Items from a data source
============================================================
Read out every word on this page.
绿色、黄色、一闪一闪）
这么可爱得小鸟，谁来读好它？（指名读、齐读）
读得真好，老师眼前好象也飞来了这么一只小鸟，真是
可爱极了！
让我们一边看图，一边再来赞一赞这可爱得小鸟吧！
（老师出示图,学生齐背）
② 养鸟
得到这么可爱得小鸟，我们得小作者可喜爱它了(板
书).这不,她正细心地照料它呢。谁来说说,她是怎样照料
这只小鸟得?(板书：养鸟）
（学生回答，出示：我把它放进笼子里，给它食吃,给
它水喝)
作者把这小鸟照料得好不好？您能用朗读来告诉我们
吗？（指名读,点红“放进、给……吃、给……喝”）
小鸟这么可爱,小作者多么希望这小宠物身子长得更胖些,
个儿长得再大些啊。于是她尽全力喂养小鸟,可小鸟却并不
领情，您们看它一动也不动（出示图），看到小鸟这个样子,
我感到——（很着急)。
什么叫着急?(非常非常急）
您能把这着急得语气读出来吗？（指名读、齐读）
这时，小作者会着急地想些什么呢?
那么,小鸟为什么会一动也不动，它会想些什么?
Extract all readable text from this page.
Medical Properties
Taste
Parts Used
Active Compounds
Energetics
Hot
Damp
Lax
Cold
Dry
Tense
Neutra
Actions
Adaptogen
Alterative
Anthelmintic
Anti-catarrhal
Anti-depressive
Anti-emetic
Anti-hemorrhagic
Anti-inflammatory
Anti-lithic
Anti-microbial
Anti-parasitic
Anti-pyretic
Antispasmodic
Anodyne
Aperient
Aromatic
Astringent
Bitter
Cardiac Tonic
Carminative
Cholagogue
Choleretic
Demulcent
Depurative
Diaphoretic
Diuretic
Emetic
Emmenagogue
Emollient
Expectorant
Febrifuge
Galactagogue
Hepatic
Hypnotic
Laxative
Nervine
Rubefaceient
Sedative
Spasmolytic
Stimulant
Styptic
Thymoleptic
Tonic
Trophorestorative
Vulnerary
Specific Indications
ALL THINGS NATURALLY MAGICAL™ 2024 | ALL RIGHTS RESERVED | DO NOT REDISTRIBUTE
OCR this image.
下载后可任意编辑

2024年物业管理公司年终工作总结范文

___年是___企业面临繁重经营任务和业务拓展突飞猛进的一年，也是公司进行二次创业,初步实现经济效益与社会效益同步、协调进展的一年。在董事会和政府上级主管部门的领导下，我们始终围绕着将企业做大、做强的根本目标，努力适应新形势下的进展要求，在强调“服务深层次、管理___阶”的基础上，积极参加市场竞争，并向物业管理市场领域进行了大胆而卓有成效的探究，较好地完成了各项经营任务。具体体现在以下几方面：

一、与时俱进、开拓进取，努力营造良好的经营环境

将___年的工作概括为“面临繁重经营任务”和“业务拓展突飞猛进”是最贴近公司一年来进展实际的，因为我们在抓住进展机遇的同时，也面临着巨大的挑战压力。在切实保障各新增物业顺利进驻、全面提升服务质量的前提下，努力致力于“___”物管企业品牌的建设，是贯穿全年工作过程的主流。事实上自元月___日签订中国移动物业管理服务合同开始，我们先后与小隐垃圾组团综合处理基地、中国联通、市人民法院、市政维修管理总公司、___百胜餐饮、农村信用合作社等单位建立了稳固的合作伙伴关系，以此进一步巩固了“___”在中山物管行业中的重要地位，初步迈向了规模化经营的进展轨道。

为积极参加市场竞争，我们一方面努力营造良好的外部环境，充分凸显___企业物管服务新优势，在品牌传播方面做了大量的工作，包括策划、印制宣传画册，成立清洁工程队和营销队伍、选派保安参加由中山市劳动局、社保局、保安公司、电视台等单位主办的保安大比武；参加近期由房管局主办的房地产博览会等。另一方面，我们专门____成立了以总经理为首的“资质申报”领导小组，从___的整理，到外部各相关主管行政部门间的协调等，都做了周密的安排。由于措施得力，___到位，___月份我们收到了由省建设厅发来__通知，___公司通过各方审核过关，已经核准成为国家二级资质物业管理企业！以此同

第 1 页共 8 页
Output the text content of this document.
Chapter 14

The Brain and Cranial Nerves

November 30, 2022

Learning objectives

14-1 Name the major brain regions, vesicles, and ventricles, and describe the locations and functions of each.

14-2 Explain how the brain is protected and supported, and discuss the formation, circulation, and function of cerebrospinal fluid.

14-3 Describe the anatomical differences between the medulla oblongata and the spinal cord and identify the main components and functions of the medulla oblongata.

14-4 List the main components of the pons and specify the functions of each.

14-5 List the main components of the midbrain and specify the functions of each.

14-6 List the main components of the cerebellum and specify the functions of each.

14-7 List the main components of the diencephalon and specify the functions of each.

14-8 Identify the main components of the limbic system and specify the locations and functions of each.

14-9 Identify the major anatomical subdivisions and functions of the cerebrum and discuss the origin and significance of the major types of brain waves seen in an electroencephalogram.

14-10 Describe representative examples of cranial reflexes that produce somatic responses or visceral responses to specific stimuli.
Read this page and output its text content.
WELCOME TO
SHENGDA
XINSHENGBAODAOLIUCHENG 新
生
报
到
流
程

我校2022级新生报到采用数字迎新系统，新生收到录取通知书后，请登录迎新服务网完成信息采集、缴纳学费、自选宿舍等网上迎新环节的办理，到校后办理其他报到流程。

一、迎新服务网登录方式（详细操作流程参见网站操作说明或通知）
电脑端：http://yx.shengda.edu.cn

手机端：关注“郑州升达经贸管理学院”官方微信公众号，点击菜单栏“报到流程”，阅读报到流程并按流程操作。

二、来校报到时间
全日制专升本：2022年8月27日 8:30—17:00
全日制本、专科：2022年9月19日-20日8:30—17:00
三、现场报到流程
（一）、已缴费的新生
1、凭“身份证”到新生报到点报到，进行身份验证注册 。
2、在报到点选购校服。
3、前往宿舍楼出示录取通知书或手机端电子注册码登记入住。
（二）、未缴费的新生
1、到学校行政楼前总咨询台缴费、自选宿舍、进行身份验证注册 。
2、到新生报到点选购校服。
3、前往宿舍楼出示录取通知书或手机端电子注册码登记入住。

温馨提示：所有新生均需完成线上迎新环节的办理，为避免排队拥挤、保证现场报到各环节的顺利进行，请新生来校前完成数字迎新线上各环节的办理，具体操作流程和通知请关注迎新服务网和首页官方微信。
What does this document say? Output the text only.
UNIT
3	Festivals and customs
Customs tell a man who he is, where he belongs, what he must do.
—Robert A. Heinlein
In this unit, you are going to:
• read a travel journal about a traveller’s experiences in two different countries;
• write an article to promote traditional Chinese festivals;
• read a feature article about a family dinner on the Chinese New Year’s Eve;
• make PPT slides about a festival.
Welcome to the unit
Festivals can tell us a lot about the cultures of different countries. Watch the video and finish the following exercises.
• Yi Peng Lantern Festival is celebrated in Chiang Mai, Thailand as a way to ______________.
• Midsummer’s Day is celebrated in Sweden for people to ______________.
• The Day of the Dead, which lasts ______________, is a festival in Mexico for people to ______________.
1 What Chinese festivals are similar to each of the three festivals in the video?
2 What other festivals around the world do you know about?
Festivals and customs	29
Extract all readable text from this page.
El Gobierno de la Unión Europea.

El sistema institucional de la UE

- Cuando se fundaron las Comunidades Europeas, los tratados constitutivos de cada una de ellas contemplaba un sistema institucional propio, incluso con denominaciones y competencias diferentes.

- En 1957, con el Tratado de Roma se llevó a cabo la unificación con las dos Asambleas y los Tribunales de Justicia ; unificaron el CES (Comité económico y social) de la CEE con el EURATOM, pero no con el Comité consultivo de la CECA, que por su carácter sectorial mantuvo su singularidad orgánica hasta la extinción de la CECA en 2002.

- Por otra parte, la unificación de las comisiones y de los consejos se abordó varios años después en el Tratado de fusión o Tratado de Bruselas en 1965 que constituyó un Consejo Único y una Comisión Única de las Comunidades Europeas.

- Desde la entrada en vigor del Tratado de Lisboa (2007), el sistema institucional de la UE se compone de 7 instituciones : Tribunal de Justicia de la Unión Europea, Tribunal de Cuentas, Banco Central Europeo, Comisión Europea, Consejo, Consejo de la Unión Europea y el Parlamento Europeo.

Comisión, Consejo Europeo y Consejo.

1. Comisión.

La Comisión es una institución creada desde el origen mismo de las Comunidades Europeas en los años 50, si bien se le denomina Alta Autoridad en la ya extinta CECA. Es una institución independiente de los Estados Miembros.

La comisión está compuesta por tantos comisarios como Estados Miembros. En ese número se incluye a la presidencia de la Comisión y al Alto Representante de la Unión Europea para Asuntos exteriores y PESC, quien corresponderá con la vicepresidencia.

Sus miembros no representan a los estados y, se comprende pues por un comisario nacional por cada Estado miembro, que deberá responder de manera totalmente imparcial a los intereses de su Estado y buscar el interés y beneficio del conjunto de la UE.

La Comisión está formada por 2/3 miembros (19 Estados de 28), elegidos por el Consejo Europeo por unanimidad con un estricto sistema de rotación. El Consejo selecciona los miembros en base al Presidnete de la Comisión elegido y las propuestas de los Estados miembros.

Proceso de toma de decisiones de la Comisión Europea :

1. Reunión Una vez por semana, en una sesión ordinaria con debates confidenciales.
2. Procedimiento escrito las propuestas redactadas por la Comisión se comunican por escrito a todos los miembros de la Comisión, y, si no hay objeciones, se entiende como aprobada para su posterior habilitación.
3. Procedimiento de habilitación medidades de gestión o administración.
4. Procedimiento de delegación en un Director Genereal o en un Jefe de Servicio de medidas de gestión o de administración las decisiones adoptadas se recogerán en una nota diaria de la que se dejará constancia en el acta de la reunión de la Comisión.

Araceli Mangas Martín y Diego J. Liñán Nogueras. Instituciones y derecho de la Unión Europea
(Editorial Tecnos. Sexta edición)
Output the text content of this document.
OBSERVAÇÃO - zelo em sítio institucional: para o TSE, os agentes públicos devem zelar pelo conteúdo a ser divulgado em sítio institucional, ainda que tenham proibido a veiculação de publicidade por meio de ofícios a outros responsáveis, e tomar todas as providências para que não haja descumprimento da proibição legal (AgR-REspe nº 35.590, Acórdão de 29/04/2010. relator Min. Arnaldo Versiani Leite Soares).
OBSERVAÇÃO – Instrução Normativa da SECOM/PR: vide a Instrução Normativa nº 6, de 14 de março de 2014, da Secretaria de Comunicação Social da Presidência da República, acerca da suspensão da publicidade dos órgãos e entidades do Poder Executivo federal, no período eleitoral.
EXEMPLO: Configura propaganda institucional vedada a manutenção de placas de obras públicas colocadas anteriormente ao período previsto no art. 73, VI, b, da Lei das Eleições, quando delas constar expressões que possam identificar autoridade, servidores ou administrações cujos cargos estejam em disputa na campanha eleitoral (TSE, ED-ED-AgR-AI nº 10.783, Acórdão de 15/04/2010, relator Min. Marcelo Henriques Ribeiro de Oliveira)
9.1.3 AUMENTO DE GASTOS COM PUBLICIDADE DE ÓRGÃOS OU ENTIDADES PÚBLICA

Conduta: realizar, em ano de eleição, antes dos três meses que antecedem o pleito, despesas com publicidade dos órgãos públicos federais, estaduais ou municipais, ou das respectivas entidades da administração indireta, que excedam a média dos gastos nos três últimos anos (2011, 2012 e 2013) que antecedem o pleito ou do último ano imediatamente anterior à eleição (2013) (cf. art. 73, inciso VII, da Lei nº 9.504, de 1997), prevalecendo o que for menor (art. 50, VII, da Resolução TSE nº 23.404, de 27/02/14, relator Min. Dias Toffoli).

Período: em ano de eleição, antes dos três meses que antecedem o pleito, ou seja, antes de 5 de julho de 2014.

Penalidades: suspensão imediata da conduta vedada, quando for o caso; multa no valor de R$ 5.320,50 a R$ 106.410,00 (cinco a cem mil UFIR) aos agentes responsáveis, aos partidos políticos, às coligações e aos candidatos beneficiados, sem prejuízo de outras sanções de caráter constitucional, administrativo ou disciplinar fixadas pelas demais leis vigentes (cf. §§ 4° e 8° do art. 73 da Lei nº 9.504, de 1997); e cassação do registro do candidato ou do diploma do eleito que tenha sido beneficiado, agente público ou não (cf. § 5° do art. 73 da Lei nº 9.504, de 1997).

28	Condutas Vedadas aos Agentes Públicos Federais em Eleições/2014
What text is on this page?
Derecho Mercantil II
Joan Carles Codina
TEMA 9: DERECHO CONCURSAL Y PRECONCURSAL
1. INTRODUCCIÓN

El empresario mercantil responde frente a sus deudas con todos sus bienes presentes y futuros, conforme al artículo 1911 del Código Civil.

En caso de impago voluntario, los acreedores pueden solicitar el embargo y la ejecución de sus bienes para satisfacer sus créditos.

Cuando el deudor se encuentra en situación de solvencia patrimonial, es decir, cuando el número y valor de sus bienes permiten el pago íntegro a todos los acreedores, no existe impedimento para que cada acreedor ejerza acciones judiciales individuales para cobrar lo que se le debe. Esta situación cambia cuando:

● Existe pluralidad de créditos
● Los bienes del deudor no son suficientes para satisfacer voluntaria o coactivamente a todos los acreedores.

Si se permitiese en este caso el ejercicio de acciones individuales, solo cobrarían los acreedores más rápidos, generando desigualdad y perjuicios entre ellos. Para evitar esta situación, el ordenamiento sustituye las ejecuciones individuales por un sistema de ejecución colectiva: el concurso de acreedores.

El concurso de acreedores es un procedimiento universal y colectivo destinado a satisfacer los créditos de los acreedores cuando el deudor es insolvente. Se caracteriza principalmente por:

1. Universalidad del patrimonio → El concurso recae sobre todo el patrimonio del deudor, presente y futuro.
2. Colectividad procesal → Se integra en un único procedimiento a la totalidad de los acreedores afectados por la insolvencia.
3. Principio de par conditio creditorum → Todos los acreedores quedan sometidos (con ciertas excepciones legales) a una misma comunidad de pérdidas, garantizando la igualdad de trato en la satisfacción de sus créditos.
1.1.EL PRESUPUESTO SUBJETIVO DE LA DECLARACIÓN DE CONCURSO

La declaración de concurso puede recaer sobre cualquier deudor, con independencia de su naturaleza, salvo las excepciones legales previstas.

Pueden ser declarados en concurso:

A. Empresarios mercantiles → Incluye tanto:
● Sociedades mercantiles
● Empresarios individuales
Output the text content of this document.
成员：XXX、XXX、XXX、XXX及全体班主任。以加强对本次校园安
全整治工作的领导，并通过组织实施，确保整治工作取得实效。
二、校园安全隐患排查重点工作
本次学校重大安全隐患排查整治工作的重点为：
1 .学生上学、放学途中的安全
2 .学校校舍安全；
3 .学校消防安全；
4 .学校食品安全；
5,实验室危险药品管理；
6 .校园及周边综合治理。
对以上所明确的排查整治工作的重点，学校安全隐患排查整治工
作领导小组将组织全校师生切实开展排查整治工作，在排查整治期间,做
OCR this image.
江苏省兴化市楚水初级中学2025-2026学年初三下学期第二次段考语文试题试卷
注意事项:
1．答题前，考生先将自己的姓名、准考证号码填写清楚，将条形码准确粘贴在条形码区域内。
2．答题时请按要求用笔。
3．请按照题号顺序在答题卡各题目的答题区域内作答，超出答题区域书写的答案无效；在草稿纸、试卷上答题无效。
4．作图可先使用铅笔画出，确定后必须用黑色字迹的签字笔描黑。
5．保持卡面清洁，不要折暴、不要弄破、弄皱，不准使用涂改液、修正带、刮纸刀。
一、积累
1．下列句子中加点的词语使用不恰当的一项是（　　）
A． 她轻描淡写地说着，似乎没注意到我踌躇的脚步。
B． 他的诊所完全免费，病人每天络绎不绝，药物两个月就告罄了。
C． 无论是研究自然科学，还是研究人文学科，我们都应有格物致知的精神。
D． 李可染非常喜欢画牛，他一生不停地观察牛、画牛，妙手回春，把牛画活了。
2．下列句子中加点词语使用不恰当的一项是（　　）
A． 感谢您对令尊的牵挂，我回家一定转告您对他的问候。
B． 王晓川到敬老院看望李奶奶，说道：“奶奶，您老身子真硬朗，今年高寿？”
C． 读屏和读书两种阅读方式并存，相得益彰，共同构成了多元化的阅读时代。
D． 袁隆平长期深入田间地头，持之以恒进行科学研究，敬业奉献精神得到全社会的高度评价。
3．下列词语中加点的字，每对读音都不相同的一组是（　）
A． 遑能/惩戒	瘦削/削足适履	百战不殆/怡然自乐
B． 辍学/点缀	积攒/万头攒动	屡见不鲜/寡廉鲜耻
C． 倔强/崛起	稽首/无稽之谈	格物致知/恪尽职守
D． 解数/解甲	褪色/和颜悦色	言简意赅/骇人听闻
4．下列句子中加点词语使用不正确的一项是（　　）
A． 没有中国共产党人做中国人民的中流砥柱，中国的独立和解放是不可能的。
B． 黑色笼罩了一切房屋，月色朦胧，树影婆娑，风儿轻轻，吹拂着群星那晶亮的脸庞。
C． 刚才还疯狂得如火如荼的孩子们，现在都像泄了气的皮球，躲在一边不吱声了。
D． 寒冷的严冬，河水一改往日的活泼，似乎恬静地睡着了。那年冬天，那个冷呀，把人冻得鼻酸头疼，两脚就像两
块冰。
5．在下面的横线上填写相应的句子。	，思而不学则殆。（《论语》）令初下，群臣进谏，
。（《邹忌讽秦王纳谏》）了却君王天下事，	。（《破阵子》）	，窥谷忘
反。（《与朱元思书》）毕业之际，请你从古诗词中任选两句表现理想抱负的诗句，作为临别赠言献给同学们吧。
============================================================
:: REQUIREMENT ::
List all lines above in which the string "CECA" appears.

:: TASK RESULT ::
- En 1957, con el Tratado de Roma se llevó a cabo la unificación con las dos Asambleas y los Tribunales de Justicia ; unificaron el CES (Comité económico y social) de la CEE con el EURATOM, pero no con el Comité consultivo de la CECA, que por su carácter sectorial mantuvo su singularidad orgánica hasta la extinción de la CECA en 2002.
La Comisión es una institución creada desde el origen mismo de las Comunidades Europeas en los años 50, si bien se le denomina Alta Autoridad en la ya extinta CECA. Es una institución independiente de los Estados Miembros.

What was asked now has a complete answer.